▶ **Directive**: Print the entries in full, word for word, but not the pictures.

▶ **Raw records**:
□ □ □

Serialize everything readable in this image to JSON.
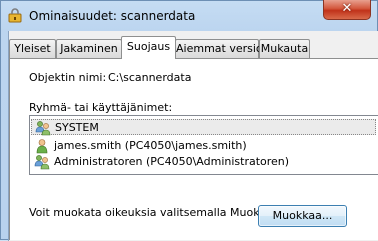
{
  "window": {
    "title": "Ominaisuudet: scannerdata",
    "close_label": "✕"
  },
  "tabs": [
    {
      "label": "Yleiset",
      "active": false
    },
    {
      "label": "Jakaminen",
      "active": false
    },
    {
      "label": "Suojaus",
      "active": true
    },
    {
      "label": "Aiemmat versiot",
      "active": false
    },
    {
      "label": "Mukauta",
      "active": false
    }
  ],
  "security": {
    "object_name_label": "Objektin nimi:",
    "object_name_value": "C:\\scannerdata",
    "groups_label": "Ryhmä- tai käyttäjänimet:",
    "principals": [
      {
        "name": "SYSTEM",
        "icon": "group-users-icon",
        "selected": true
      },
      {
        "name": "james.smith (PC4050\\james.smith)",
        "icon": "user-icon",
        "selected": false
      },
      {
        "name": "Administratoren (PC4050\\Administratoren)",
        "icon": "group-users-icon",
        "selected": false
      }
    ],
    "edit_hint": "Voit muokata oikeuksia valitsemalla Muokkaa.",
    "edit_button": "Muokkaa..."
  },
  "colors": {
    "accent": "#3c7fb1",
    "close_red": "#c0321a",
    "selection": "#ebebeb"
  }
}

□ □ □

▶ **Written answer**:
Serialize everything readable in this image to JSON.
{
  "window": {
    "title": "Ominaisuudet: scannerdata",
    "close_label": "✕"
  },
  "tabs": [
    {
      "label": "Yleiset",
      "active": false
    },
    {
      "label": "Jakaminen",
      "active": false
    },
    {
      "label": "Suojaus",
      "active": true
    },
    {
      "label": "Aiemmat versiot",
      "active": false
    },
    {
      "label": "Mukauta",
      "active": false
    }
  ],
  "security": {
    "object_name_label": "Objektin nimi:",
    "object_name_value": "C:\\scannerdata",
    "groups_label": "Ryhmä- tai käyttäjänimet:",
    "principals": [
      {
        "name": "SYSTEM",
        "icon": "group-users-icon",
        "selected": true
      },
      {
        "name": "james.smith (PC4050\\james.smith)",
        "icon": "user-icon",
        "selected": false
      },
      {
        "name": "Administratoren (PC4050\\Administratoren)",
        "icon": "group-users-icon",
        "selected": false
      }
    ],
    "edit_hint": "Voit muokata oikeuksia valitsemalla Muokkaa.",
    "edit_button": "Muokkaa..."
  },
  "colors": {
    "accent": "#3c7fb1",
    "close_red": "#c0321a",
    "selection": "#ebebeb"
  }
}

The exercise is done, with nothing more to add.